• **Supplied information**
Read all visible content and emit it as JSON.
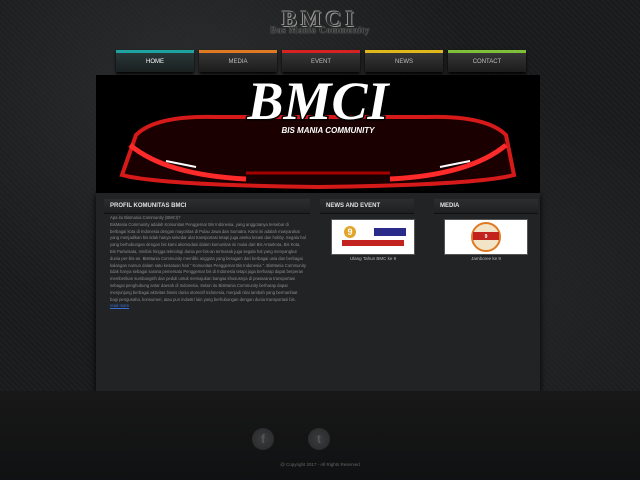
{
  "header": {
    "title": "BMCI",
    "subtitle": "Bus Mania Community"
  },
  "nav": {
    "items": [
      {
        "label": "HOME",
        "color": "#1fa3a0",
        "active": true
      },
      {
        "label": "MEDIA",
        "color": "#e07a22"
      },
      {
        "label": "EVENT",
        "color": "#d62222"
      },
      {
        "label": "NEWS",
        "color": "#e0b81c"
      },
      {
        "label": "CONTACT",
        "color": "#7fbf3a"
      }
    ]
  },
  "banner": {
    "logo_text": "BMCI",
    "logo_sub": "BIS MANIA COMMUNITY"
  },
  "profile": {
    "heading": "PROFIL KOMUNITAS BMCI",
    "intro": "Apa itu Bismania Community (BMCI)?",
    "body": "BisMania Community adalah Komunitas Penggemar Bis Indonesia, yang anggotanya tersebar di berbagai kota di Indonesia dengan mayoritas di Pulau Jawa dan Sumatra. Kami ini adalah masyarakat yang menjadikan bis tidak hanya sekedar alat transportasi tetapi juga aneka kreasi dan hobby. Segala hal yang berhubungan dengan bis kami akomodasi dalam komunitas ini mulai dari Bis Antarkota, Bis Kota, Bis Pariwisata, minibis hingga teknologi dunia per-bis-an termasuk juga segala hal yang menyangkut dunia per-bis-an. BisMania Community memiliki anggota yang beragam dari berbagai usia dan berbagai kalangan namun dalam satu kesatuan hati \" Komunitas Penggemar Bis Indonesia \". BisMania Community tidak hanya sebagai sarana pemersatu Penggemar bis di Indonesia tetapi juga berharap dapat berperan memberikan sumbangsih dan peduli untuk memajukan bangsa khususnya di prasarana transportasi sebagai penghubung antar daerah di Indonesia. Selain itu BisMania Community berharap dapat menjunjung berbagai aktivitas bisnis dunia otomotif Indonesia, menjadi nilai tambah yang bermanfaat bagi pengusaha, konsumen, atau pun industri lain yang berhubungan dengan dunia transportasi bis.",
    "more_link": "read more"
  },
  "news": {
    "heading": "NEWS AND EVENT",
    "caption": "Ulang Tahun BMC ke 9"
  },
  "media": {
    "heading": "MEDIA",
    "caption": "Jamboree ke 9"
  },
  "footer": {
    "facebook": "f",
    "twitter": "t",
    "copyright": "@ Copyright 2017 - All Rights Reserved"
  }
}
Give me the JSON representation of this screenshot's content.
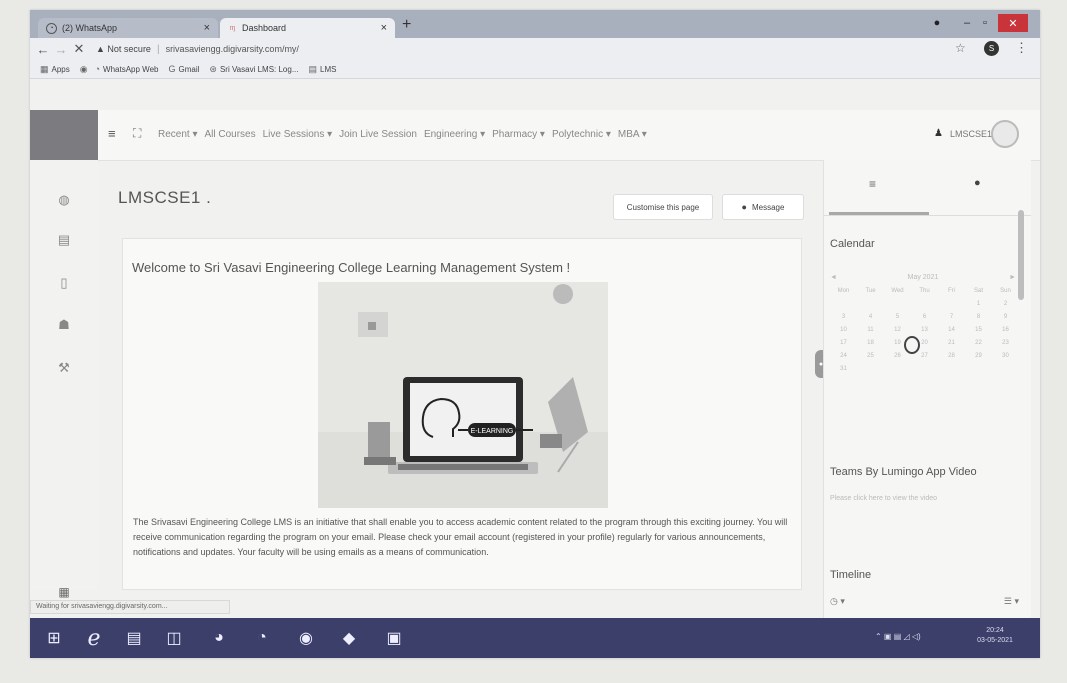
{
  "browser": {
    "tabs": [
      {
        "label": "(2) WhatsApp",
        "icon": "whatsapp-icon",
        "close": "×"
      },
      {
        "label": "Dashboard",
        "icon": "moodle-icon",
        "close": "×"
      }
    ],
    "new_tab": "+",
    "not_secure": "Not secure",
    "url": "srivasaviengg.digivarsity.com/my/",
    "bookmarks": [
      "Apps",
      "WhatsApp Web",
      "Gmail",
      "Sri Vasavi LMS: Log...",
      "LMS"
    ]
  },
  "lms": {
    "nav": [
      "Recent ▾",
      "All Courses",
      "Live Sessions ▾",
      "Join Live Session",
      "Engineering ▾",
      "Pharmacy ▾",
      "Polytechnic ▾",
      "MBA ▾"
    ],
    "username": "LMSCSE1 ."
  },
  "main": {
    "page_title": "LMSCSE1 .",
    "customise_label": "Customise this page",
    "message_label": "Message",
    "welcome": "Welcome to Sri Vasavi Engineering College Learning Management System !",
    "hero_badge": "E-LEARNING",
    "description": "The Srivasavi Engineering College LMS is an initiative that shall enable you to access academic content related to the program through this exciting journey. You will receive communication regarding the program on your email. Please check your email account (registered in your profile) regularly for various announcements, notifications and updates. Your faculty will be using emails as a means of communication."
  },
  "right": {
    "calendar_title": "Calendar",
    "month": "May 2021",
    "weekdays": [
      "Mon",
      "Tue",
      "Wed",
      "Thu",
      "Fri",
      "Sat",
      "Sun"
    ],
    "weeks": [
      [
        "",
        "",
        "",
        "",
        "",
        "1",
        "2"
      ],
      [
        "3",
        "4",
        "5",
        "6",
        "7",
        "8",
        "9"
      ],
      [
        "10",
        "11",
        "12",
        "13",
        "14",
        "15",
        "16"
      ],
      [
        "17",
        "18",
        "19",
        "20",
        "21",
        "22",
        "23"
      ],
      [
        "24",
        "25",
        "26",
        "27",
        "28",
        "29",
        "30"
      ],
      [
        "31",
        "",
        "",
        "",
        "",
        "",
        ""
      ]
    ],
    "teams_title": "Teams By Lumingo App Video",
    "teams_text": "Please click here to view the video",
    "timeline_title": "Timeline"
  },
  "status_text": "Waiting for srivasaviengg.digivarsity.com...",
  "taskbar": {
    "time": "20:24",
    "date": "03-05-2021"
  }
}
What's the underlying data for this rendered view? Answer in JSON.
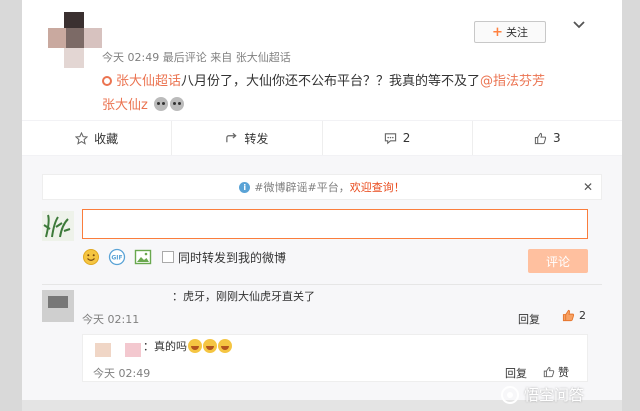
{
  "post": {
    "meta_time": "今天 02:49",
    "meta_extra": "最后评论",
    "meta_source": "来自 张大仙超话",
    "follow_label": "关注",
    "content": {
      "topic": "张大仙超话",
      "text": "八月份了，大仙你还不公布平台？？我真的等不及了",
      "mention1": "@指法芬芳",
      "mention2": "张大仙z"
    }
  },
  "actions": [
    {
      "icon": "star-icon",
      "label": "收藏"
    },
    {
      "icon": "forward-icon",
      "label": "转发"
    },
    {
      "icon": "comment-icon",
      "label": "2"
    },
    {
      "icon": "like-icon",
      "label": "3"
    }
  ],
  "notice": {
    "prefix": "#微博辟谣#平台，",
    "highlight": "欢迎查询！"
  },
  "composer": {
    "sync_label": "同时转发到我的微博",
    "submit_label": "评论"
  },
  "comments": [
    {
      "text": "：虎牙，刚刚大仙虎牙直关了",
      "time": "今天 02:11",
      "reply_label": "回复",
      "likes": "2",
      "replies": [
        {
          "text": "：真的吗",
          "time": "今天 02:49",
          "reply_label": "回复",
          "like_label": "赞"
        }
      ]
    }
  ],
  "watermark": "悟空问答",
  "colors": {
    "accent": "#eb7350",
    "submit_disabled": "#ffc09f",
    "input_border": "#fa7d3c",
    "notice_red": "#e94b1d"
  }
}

• **Problem**
Take the records above and transcribe them exactly, dropping every picture.

• **Written reply**
Read all visible content and emit it as JSON.
{
  "header": {
    "title": "BMCI",
    "subtitle": "Bus Mania Community"
  },
  "nav": {
    "items": [
      {
        "label": "HOME",
        "color": "#1fa3a0",
        "active": true
      },
      {
        "label": "MEDIA",
        "color": "#e07a22"
      },
      {
        "label": "EVENT",
        "color": "#d62222"
      },
      {
        "label": "NEWS",
        "color": "#e0b81c"
      },
      {
        "label": "CONTACT",
        "color": "#7fbf3a"
      }
    ]
  },
  "banner": {
    "logo_text": "BMCI",
    "logo_sub": "BIS MANIA COMMUNITY"
  },
  "profile": {
    "heading": "PROFIL KOMUNITAS BMCI",
    "intro": "Apa itu Bismania Community (BMCI)?",
    "body": "BisMania Community adalah Komunitas Penggemar Bis Indonesia, yang anggotanya tersebar di berbagai kota di Indonesia dengan mayoritas di Pulau Jawa dan Sumatra. Kami ini adalah masyarakat yang menjadikan bis tidak hanya sekedar alat transportasi tetapi juga aneka kreasi dan hobby. Segala hal yang berhubungan dengan bis kami akomodasi dalam komunitas ini mulai dari Bis Antarkota, Bis Kota, Bis Pariwisata, minibis hingga teknologi dunia per-bis-an termasuk juga segala hal yang menyangkut dunia per-bis-an. BisMania Community memiliki anggota yang beragam dari berbagai usia dan berbagai kalangan namun dalam satu kesatuan hati \" Komunitas Penggemar Bis Indonesia \". BisMania Community tidak hanya sebagai sarana pemersatu Penggemar bis di Indonesia tetapi juga berharap dapat berperan memberikan sumbangsih dan peduli untuk memajukan bangsa khususnya di prasarana transportasi sebagai penghubung antar daerah di Indonesia. Selain itu BisMania Community berharap dapat menjunjung berbagai aktivitas bisnis dunia otomotif Indonesia, menjadi nilai tambah yang bermanfaat bagi pengusaha, konsumen, atau pun industri lain yang berhubungan dengan dunia transportasi bis.",
    "more_link": "read more"
  },
  "news": {
    "heading": "NEWS AND EVENT",
    "caption": "Ulang Tahun BMC ke 9"
  },
  "media": {
    "heading": "MEDIA",
    "caption": "Jamboree ke 9"
  },
  "footer": {
    "facebook": "f",
    "twitter": "t",
    "copyright": "@ Copyright 2017 - All Rights Reserved"
  }
}
Give me the JSON representation of this screenshot's content.
{
  "browser": {
    "tabs": [
      {
        "label": "(2) WhatsApp",
        "icon": "whatsapp-icon",
        "close": "×"
      },
      {
        "label": "Dashboard",
        "icon": "moodle-icon",
        "close": "×"
      }
    ],
    "new_tab": "+",
    "not_secure": "Not secure",
    "url": "srivasaviengg.digivarsity.com/my/",
    "bookmarks": [
      "Apps",
      "WhatsApp Web",
      "Gmail",
      "Sri Vasavi LMS: Log...",
      "LMS"
    ]
  },
  "lms": {
    "nav": [
      "Recent ▾",
      "All Courses",
      "Live Sessions ▾",
      "Join Live Session",
      "Engineering ▾",
      "Pharmacy ▾",
      "Polytechnic ▾",
      "MBA ▾"
    ],
    "username": "LMSCSE1 ."
  },
  "main": {
    "page_title": "LMSCSE1 .",
    "customise_label": "Customise this page",
    "message_label": "Message",
    "welcome": "Welcome to Sri Vasavi Engineering College Learning Management System !",
    "hero_badge": "E-LEARNING",
    "description": "The Srivasavi Engineering College LMS is an initiative that shall enable you to access academic content related to the program through this exciting journey. You will receive communication regarding the program on your email. Please check your email account (registered in your profile) regularly for various announcements, notifications and updates. Your faculty will be using emails as a means of communication."
  },
  "right": {
    "calendar_title": "Calendar",
    "month": "May 2021",
    "weekdays": [
      "Mon",
      "Tue",
      "Wed",
      "Thu",
      "Fri",
      "Sat",
      "Sun"
    ],
    "weeks": [
      [
        "",
        "",
        "",
        "",
        "",
        "1",
        "2"
      ],
      [
        "3",
        "4",
        "5",
        "6",
        "7",
        "8",
        "9"
      ],
      [
        "10",
        "11",
        "12",
        "13",
        "14",
        "15",
        "16"
      ],
      [
        "17",
        "18",
        "19",
        "20",
        "21",
        "22",
        "23"
      ],
      [
        "24",
        "25",
        "26",
        "27",
        "28",
        "29",
        "30"
      ],
      [
        "31",
        "",
        "",
        "",
        "",
        "",
        ""
      ]
    ],
    "teams_title": "Teams By Lumingo App Video",
    "teams_text": "Please click here to view the video",
    "timeline_title": "Timeline"
  },
  "status_text": "Waiting for srivasaviengg.digivarsity.com...",
  "taskbar": {
    "time": "20:24",
    "date": "03-05-2021"
  }
}
What's the underlying data for this rendered view? Answer in JSON.
{
  "post": {
    "meta_time": "今天 02:49",
    "meta_extra": "最后评论",
    "meta_source": "来自 张大仙超话",
    "follow_label": "关注",
    "content": {
      "topic": "张大仙超话",
      "text": "八月份了，大仙你还不公布平台？？我真的等不及了",
      "mention1": "@指法芬芳",
      "mention2": "张大仙z"
    }
  },
  "actions": [
    {
      "icon": "star-icon",
      "label": "收藏"
    },
    {
      "icon": "forward-icon",
      "label": "转发"
    },
    {
      "icon": "comment-icon",
      "label": "2"
    },
    {
      "icon": "like-icon",
      "label": "3"
    }
  ],
  "notice": {
    "prefix": "#微博辟谣#平台，",
    "highlight": "欢迎查询！"
  },
  "composer": {
    "sync_label": "同时转发到我的微博",
    "submit_label": "评论"
  },
  "comments": [
    {
      "text": "：虎牙，刚刚大仙虎牙直关了",
      "time": "今天 02:11",
      "reply_label": "回复",
      "likes": "2",
      "replies": [
        {
          "text": "：真的吗",
          "time": "今天 02:49",
          "reply_label": "回复",
          "like_label": "赞"
        }
      ]
    }
  ],
  "watermark": "悟空问答",
  "colors": {
    "accent": "#eb7350",
    "submit_disabled": "#ffc09f",
    "input_border": "#fa7d3c",
    "notice_red": "#e94b1d"
  }
}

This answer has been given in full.